**Problem statement**
Give the number of lines in the data that contain "panel", and nothing more.

**Material provided**
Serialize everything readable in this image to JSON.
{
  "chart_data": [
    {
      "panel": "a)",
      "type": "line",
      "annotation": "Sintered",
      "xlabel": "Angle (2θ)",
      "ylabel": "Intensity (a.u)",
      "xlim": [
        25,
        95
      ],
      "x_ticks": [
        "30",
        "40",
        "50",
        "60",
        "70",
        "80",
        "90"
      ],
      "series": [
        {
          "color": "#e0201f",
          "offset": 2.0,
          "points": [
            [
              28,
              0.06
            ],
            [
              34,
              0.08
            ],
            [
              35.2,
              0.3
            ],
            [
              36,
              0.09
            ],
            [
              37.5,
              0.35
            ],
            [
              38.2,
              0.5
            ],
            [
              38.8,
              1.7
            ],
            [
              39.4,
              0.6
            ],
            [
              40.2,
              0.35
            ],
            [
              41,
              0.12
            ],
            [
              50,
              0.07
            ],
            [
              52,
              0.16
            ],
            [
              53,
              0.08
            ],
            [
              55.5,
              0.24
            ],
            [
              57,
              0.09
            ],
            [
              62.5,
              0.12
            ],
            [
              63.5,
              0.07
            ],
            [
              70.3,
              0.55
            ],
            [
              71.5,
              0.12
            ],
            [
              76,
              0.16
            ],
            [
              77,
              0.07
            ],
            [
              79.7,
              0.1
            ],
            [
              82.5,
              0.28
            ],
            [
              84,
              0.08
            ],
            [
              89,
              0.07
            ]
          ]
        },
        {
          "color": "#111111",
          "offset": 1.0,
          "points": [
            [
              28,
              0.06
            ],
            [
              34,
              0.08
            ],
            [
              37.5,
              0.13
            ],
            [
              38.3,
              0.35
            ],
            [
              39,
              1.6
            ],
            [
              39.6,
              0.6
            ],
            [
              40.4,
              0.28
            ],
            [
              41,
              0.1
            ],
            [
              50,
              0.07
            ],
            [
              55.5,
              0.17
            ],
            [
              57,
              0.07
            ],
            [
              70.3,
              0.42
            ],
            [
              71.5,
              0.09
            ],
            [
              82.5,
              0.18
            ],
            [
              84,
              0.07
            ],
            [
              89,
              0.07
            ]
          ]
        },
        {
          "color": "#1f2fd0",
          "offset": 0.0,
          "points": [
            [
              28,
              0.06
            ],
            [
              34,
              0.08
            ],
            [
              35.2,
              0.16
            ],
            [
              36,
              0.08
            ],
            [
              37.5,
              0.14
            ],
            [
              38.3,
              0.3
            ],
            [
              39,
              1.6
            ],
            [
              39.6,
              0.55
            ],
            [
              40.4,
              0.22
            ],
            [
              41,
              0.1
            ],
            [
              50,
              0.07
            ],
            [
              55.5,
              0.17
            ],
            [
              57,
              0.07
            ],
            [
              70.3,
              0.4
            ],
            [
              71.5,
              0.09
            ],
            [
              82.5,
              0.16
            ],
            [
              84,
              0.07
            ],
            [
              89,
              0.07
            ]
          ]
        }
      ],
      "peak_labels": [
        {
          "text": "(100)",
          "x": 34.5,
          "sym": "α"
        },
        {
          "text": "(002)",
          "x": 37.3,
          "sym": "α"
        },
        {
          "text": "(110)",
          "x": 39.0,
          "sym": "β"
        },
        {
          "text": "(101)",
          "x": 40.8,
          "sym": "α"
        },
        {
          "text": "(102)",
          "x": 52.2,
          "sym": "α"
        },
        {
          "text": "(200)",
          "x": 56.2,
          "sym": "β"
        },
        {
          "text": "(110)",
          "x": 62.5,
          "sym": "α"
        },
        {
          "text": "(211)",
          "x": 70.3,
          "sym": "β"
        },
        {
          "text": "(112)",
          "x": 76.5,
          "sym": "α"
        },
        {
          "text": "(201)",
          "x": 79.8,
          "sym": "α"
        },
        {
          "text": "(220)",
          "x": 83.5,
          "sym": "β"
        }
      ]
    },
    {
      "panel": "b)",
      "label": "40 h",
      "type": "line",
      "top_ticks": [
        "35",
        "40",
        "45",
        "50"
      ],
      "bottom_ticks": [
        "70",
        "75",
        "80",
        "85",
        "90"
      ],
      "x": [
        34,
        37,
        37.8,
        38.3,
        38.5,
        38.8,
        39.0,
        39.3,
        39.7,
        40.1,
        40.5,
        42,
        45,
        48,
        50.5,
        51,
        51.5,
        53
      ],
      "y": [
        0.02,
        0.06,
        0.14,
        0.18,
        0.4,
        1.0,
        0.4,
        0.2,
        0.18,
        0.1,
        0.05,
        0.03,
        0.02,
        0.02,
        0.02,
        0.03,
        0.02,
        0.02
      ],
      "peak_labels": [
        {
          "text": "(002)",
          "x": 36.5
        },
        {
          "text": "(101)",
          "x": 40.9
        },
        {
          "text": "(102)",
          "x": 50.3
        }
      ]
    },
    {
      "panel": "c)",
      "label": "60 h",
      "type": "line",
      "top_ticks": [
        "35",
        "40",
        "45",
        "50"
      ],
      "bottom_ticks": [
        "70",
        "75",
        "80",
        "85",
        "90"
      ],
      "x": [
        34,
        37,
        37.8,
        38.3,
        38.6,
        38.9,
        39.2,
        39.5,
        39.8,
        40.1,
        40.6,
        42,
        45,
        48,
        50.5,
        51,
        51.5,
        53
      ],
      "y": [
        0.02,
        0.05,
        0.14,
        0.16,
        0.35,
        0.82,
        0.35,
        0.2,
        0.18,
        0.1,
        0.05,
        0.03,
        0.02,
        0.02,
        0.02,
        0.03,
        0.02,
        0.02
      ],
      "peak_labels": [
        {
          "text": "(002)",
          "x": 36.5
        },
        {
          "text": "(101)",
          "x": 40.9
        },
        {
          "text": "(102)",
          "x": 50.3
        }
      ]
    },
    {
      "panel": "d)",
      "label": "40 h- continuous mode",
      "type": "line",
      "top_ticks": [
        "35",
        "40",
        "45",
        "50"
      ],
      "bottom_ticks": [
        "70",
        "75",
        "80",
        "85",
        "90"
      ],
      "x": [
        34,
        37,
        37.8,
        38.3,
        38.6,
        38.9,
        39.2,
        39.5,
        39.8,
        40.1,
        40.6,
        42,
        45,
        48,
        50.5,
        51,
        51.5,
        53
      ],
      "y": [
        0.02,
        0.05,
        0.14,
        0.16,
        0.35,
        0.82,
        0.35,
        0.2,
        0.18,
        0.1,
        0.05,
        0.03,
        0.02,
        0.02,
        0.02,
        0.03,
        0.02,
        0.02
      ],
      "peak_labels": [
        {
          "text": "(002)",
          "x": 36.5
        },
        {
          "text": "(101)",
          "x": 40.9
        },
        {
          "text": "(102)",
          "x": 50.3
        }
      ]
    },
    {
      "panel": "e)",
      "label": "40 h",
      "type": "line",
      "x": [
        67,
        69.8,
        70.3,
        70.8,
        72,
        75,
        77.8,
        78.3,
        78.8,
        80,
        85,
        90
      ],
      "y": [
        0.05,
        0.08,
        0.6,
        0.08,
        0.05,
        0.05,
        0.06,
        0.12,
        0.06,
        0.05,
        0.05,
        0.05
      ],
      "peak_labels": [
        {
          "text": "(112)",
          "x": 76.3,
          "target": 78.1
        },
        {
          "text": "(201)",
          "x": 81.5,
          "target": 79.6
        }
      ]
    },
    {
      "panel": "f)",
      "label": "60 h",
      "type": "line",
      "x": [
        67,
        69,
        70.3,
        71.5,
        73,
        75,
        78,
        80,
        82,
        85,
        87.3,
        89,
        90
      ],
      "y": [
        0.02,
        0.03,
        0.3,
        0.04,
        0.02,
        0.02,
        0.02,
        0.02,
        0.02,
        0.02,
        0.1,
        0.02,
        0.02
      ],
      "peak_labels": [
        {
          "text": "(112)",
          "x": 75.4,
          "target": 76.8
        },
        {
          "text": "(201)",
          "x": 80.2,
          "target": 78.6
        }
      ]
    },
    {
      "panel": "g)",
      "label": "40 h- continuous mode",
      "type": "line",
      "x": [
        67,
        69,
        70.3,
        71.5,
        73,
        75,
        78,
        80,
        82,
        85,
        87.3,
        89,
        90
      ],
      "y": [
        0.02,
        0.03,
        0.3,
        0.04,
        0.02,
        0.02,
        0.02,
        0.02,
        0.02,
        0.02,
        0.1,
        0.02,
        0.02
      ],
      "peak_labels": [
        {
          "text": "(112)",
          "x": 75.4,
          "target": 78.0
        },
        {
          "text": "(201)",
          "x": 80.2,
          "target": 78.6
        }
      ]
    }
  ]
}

**Finished task**
7